Task requirements
Locate every line in the records below that holds the word "السـيد" and return each one.

Provided data
- - -

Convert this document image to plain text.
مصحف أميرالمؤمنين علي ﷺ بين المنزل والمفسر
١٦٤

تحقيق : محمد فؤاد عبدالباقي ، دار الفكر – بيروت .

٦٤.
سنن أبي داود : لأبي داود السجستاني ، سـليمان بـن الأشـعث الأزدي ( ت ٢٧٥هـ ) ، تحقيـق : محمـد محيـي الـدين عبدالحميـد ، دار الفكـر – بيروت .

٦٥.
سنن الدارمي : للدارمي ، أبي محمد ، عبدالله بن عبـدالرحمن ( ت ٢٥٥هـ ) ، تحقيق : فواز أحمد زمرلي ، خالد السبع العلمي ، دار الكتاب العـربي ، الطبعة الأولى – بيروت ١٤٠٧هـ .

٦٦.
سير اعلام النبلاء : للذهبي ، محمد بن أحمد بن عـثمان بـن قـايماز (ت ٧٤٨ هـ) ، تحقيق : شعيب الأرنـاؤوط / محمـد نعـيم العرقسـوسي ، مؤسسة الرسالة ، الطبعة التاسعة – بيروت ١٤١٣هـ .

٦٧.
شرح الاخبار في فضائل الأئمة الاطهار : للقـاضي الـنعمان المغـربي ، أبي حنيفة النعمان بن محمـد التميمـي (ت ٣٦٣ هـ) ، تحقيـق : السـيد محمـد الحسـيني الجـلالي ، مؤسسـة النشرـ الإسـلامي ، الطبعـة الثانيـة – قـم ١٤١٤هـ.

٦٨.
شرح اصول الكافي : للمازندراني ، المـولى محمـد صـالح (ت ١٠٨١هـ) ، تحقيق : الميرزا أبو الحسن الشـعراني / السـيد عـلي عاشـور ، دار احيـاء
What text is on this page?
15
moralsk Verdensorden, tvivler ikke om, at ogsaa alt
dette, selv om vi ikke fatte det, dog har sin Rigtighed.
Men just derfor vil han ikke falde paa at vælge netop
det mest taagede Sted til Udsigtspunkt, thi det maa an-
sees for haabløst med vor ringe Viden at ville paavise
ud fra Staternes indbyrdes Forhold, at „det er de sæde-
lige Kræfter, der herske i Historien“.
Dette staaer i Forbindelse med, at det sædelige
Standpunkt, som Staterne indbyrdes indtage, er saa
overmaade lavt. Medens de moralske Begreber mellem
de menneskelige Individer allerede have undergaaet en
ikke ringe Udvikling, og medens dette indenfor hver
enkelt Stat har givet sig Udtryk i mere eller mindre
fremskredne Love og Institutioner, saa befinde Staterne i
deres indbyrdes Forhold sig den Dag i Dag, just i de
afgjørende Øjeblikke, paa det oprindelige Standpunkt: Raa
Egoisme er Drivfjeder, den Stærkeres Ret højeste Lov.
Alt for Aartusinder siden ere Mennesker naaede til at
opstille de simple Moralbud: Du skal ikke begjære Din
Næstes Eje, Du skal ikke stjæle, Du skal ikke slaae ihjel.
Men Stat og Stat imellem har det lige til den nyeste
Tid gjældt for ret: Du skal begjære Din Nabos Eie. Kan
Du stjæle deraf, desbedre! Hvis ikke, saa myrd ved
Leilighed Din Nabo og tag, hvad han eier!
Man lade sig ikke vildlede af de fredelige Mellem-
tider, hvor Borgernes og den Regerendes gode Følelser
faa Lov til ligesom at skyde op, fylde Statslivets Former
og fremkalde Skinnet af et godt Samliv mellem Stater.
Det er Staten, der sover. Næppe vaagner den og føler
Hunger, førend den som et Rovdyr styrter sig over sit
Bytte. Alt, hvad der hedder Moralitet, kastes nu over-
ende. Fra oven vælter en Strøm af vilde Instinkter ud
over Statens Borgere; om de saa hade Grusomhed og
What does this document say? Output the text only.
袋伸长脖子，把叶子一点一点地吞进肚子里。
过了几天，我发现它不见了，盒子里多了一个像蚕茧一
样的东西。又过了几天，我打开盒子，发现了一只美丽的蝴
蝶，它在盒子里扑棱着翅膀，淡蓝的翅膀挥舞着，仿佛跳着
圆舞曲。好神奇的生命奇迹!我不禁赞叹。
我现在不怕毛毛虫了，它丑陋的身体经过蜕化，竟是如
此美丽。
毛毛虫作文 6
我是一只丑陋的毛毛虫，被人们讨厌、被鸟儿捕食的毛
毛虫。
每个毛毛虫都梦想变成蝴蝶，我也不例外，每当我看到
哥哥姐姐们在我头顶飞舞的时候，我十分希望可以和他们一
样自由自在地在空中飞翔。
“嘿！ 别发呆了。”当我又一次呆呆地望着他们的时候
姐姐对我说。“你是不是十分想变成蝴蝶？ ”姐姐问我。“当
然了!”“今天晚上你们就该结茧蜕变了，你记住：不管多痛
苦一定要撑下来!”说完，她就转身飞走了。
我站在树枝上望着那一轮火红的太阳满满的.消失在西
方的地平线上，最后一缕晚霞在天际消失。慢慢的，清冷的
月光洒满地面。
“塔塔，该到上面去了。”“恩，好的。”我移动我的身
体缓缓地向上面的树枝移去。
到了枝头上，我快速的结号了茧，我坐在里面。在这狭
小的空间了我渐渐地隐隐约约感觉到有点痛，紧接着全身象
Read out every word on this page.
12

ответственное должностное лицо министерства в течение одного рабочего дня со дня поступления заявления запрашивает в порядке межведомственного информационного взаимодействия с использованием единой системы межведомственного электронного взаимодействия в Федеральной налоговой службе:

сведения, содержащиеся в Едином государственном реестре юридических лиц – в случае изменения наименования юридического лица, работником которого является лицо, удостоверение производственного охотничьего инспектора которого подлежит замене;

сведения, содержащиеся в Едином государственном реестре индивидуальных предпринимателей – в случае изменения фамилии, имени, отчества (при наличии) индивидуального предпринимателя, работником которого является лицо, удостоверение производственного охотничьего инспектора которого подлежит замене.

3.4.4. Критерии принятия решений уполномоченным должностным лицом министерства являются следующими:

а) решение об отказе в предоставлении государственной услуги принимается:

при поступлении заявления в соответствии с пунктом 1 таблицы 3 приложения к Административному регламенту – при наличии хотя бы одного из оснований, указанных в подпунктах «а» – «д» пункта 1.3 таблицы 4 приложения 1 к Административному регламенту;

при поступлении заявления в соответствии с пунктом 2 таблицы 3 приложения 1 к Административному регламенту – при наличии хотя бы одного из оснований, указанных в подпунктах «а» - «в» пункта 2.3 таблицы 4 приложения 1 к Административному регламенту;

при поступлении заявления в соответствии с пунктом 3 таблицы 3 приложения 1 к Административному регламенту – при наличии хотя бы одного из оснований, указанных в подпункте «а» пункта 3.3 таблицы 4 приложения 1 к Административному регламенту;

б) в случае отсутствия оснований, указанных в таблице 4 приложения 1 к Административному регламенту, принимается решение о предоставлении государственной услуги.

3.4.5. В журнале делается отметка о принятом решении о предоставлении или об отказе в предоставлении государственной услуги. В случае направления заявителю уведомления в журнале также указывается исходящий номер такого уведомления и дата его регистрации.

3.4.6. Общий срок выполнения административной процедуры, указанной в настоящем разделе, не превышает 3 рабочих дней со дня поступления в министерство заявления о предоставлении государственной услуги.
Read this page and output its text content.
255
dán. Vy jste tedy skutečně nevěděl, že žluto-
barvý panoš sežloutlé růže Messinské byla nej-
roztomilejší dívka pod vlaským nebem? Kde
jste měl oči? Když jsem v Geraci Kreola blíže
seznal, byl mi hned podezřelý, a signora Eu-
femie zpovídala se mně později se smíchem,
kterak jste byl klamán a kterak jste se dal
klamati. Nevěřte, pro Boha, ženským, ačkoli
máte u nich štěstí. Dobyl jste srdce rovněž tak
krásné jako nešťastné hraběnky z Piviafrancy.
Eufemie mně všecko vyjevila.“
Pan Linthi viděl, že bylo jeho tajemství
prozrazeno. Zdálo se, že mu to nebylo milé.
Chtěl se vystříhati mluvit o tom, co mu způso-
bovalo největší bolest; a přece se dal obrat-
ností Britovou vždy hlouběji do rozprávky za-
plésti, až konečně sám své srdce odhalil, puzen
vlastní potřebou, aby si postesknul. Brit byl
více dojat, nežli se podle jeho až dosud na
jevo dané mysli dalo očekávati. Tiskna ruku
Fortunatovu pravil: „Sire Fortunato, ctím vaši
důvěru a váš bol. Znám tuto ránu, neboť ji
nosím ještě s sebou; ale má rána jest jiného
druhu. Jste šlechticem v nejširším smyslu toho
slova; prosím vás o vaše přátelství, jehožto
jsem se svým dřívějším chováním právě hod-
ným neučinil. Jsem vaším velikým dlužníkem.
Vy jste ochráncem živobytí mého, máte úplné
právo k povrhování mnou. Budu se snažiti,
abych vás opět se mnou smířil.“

- - -

Full solution
شرح الاخبار في فضائل الأئمة الاطهار : للقـاضي الـنعمان المغـربي ، أبي حنيفة النعمان بن محمـد التميمـي (ت ٣٦٣ هـ) ، تحقيـق : السـيد محمـد الحسـيني الجـلالي ، مؤسسـة النشرـ الإسـلامي ، الطبعـة الثانيـة – قـم ١٤١٤هـ.
شرح اصول الكافي : للمازندراني ، المـولى محمـد صـالح (ت ١٠٨١هـ) ، تحقيق : الميرزا أبو الحسن الشـعراني / السـيد عـلي عاشـور ، دار احيـاء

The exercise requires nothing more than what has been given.